** start of Dataset excerpts **
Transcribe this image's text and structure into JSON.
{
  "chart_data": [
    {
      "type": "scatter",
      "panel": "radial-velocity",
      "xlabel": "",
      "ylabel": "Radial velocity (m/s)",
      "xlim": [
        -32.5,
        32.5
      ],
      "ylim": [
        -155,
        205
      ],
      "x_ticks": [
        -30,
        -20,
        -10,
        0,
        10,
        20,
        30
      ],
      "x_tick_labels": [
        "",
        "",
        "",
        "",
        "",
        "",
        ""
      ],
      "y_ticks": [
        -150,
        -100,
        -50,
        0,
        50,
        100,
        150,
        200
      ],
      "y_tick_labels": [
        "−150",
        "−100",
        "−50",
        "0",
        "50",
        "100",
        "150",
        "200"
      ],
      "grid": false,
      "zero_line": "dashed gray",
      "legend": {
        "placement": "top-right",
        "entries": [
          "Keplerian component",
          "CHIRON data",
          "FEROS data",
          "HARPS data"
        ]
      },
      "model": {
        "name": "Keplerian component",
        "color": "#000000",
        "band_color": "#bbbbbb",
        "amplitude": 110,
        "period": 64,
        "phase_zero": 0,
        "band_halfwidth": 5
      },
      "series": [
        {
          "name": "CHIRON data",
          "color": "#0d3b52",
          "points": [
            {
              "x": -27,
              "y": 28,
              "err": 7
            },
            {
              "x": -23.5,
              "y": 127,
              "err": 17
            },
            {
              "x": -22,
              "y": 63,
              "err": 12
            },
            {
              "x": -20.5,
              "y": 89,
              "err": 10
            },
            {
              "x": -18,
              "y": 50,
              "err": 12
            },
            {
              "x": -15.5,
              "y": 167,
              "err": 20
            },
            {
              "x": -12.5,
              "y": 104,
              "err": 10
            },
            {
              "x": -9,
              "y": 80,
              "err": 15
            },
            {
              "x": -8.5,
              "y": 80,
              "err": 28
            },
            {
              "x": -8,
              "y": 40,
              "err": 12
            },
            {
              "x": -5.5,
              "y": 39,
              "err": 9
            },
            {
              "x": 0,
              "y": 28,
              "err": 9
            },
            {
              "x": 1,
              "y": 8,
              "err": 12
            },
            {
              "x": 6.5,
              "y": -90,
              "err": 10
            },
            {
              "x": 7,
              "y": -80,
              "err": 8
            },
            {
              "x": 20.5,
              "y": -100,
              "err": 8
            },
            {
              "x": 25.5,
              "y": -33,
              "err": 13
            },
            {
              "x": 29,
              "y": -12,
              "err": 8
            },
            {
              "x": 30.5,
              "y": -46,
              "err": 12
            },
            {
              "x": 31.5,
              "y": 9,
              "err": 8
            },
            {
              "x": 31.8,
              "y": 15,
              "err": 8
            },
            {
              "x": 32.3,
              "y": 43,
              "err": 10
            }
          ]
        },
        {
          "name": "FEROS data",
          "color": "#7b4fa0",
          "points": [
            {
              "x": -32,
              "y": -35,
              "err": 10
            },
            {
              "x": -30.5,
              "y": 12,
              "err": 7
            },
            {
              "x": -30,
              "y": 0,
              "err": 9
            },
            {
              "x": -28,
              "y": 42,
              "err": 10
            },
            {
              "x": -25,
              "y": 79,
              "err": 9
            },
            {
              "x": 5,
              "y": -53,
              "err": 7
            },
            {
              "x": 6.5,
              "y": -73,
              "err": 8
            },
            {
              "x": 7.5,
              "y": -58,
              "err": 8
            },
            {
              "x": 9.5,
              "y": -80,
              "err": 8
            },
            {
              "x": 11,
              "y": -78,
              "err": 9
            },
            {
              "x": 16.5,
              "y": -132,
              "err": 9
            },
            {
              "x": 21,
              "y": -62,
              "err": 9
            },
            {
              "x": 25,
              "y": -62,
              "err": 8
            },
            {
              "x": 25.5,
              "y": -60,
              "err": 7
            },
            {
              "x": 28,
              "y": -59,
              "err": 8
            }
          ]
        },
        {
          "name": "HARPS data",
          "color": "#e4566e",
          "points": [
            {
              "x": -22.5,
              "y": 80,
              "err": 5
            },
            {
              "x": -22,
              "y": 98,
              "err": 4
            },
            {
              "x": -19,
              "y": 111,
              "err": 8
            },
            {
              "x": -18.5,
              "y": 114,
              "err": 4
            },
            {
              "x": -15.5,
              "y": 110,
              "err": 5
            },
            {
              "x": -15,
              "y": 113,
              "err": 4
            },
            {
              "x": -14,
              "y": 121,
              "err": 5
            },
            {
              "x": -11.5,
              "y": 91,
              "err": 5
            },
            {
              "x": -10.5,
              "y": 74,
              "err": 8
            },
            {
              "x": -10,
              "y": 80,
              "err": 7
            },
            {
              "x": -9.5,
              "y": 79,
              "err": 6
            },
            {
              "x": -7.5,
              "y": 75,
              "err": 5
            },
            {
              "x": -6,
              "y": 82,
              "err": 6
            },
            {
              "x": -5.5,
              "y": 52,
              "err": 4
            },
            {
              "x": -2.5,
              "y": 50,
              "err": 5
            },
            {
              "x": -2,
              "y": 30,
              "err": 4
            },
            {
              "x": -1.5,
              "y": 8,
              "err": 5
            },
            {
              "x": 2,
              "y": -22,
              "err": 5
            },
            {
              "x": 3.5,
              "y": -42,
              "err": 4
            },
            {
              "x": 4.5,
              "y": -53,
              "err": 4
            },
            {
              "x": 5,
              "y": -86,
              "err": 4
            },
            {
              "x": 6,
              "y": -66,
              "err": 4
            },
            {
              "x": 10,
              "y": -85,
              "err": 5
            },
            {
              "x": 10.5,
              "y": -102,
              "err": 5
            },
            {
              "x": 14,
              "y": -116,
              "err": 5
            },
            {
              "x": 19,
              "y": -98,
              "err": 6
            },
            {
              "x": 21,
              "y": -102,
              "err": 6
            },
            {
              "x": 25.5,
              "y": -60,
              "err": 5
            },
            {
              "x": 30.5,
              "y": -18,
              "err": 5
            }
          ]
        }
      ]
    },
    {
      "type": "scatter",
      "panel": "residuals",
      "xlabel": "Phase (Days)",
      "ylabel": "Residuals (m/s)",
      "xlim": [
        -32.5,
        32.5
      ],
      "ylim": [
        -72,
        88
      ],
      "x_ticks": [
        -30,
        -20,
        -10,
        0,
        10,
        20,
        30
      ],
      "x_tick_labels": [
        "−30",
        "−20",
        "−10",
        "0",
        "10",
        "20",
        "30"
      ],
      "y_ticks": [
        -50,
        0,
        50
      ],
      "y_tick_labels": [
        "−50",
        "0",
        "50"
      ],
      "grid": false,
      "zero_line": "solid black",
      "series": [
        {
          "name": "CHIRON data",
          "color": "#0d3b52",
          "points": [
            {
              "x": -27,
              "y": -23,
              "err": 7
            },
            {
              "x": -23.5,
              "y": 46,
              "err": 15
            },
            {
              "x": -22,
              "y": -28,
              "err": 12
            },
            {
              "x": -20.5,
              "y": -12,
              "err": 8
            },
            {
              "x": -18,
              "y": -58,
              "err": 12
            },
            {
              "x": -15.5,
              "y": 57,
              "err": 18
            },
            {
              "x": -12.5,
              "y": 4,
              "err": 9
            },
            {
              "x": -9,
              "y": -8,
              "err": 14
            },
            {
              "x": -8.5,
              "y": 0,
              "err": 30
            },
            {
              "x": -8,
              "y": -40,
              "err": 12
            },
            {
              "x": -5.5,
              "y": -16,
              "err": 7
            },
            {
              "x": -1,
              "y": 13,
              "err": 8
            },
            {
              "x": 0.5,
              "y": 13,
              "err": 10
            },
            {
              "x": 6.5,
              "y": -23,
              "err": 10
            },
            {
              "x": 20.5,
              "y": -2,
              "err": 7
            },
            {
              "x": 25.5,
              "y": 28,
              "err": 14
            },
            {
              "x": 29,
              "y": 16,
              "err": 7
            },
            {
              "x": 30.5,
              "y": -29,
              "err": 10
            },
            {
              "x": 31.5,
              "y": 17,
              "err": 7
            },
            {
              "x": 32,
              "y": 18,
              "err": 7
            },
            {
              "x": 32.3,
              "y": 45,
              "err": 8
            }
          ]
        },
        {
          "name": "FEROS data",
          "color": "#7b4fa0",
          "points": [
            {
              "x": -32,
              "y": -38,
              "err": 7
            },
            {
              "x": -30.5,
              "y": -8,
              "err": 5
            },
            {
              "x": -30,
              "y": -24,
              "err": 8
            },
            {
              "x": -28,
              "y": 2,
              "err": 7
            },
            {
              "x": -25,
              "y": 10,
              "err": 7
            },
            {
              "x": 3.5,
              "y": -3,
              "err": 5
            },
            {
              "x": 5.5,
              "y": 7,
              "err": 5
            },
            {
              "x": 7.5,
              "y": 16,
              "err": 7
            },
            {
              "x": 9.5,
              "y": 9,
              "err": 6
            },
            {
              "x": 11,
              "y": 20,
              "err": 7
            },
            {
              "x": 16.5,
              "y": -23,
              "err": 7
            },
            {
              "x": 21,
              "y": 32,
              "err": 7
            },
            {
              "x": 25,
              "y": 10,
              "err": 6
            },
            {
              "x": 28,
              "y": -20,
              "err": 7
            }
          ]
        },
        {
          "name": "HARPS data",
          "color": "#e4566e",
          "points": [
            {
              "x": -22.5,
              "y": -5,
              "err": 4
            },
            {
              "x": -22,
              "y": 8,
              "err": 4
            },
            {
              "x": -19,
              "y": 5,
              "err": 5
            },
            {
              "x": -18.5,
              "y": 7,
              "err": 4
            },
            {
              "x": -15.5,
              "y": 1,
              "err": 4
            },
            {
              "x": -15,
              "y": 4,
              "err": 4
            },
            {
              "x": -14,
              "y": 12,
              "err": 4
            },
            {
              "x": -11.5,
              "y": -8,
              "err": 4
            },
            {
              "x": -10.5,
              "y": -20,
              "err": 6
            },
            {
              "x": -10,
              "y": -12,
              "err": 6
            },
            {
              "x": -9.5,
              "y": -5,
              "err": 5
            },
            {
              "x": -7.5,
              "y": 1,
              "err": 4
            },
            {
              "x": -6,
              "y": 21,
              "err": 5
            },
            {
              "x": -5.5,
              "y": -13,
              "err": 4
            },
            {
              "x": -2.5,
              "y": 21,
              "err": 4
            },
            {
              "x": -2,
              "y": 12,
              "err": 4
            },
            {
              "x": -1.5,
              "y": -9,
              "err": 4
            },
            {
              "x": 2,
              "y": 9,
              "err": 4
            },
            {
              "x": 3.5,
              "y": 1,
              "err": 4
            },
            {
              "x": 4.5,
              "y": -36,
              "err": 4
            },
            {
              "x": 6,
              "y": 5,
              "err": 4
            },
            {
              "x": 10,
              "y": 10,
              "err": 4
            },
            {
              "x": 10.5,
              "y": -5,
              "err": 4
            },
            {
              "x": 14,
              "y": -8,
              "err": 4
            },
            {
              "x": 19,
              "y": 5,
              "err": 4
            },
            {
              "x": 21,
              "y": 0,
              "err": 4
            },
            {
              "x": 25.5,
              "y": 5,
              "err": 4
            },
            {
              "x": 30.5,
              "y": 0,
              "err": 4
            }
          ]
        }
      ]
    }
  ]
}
** end of Dataset excerpts **
▶ [Exercise prompt]
Extract each line holding the word "ylabel" from the records.

▶ [Finished task]
      "ylabel": "Radial velocity (m/s)",
      "ylabel": "Residuals (m/s)",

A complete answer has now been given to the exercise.